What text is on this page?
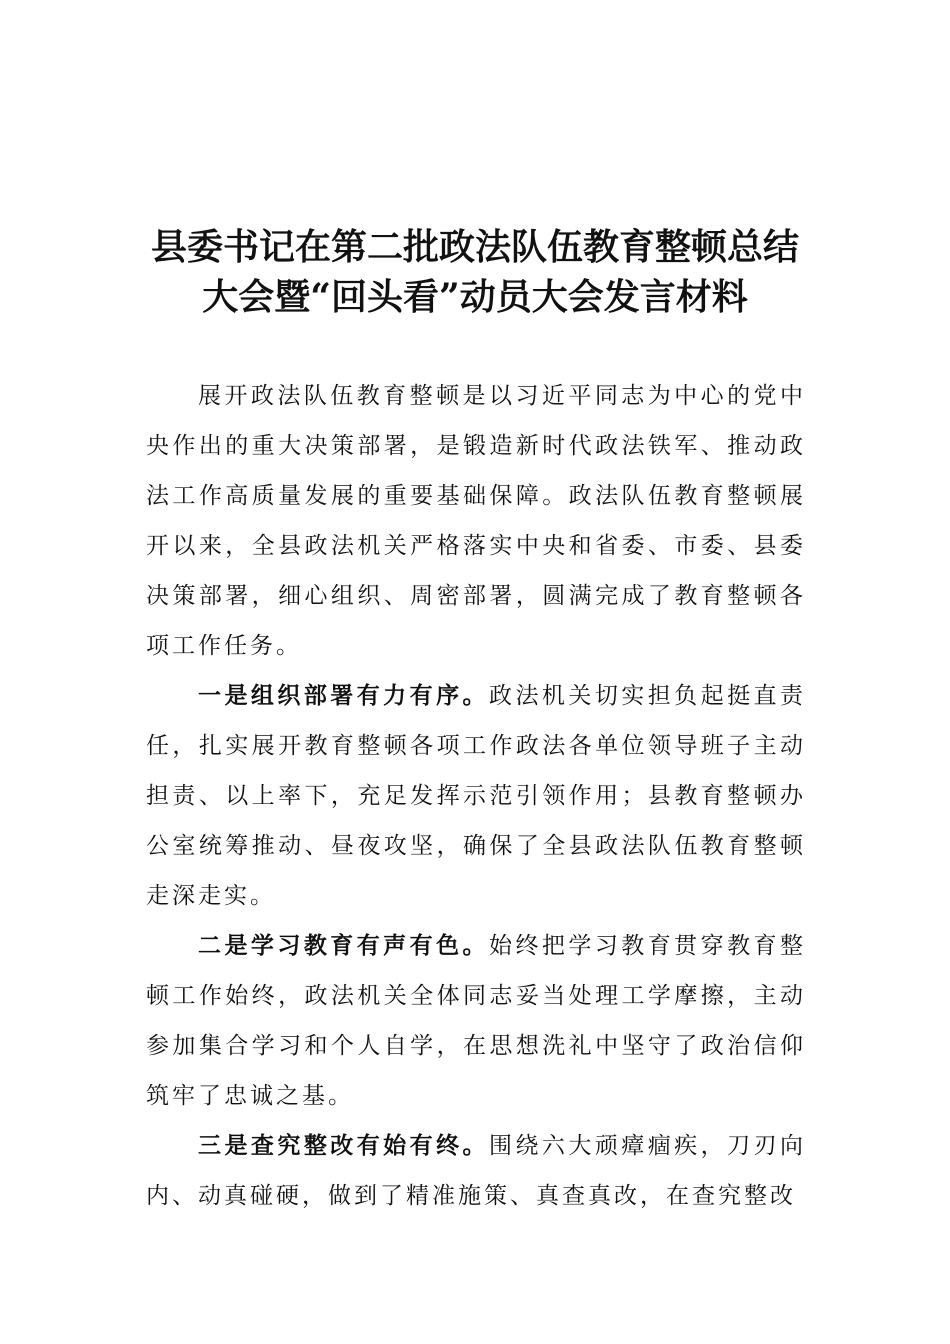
县委书记在第二批政法队伍教育整顿总结
大会暨“回头看”动员大会发言材料

展开政法队伍教育整顿是以习近平同志为中心的党中央作出的重大决策部署，是锻造新时代政法铁军、推动政法工作高质量发展的重要基础保障。政法队伍教育整顿展开以来，全县政法机关严格落实中央和省委、市委、县委决策部署，细心组织、周密部署，圆满完成了教育整顿各项工作任务。

一是组织部署有力有序。政法机关切实担负起挺直责任，扎实展开教育整顿各项工作政法各单位领导班子主动担责、以上率下，充足发挥示范引领作用；县教育整顿办公室统筹推动、昼夜攻坚，确保了全县政法队伍教育整顿走深走实。

二是学习教育有声有色。始终把学习教育贯穿教育整顿工作始终，政法机关全体同志妥当处理工学摩擦，主动参加集合学习和个人自学，在思想洗礼中坚守了政治信仰筑牢了忠诚之基。

三是查究整改有始有终。围绕六大顽瘴痼疾，刀刃向内、动真碰硬，做到了精准施策、真查真改，在查究整改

Stated problem =
Print the full listing exactly, dropping the pictures.

Correct result =
What text is on this page?
县委书记在第二批政法队伍教育整顿总结
大会暨“回头看”动员大会发言材料

展开政法队伍教育整顿是以习近平同志为中心的党中央作出的重大决策部署，是锻造新时代政法铁军、推动政法工作高质量发展的重要基础保障。政法队伍教育整顿展开以来，全县政法机关严格落实中央和省委、市委、县委决策部署，细心组织、周密部署，圆满完成了教育整顿各项工作任务。

一是组织部署有力有序。政法机关切实担负起挺直责任，扎实展开教育整顿各项工作政法各单位领导班子主动担责、以上率下，充足发挥示范引领作用；县教育整顿办公室统筹推动、昼夜攻坚，确保了全县政法队伍教育整顿走深走实。

二是学习教育有声有色。始终把学习教育贯穿教育整顿工作始终，政法机关全体同志妥当处理工学摩擦，主动参加集合学习和个人自学，在思想洗礼中坚守了政治信仰筑牢了忠诚之基。

三是查究整改有始有终。围绕六大顽瘴痼疾，刀刃向内、动真碰硬，做到了精准施策、真查真改，在查究整改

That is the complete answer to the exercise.